--- WHAT IS ASKED ---
Check each line of the listing below for the string "park", and give only how many lines hold it.

(Stored data)
• • • •

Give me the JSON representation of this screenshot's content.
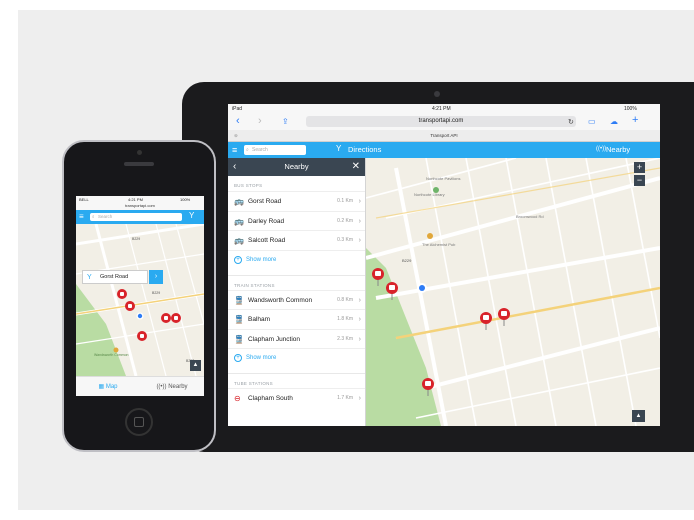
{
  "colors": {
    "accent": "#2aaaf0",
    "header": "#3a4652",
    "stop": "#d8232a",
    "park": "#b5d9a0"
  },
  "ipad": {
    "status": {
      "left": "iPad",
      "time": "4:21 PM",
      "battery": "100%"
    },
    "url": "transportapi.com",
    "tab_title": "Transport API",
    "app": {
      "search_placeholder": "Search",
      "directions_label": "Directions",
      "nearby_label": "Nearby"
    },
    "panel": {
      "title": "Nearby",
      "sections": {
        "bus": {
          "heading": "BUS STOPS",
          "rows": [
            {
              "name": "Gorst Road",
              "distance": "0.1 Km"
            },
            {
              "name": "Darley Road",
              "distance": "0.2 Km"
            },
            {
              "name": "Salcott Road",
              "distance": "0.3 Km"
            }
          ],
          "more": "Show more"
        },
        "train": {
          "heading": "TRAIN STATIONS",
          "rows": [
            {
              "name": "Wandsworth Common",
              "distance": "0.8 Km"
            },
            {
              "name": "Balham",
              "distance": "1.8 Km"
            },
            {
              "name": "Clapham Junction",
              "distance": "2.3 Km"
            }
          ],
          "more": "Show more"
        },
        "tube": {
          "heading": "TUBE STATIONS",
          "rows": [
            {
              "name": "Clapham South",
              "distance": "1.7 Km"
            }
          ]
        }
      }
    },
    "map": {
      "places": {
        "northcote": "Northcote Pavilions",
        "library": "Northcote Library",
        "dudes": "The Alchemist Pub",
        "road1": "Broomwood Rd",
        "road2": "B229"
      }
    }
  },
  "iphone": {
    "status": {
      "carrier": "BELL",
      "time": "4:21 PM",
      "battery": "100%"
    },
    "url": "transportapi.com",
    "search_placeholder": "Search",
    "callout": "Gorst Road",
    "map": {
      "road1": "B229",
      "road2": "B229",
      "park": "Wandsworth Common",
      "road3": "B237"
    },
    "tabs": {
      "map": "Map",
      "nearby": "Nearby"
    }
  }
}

• • • •

--- RIGHT ANSWER ---
2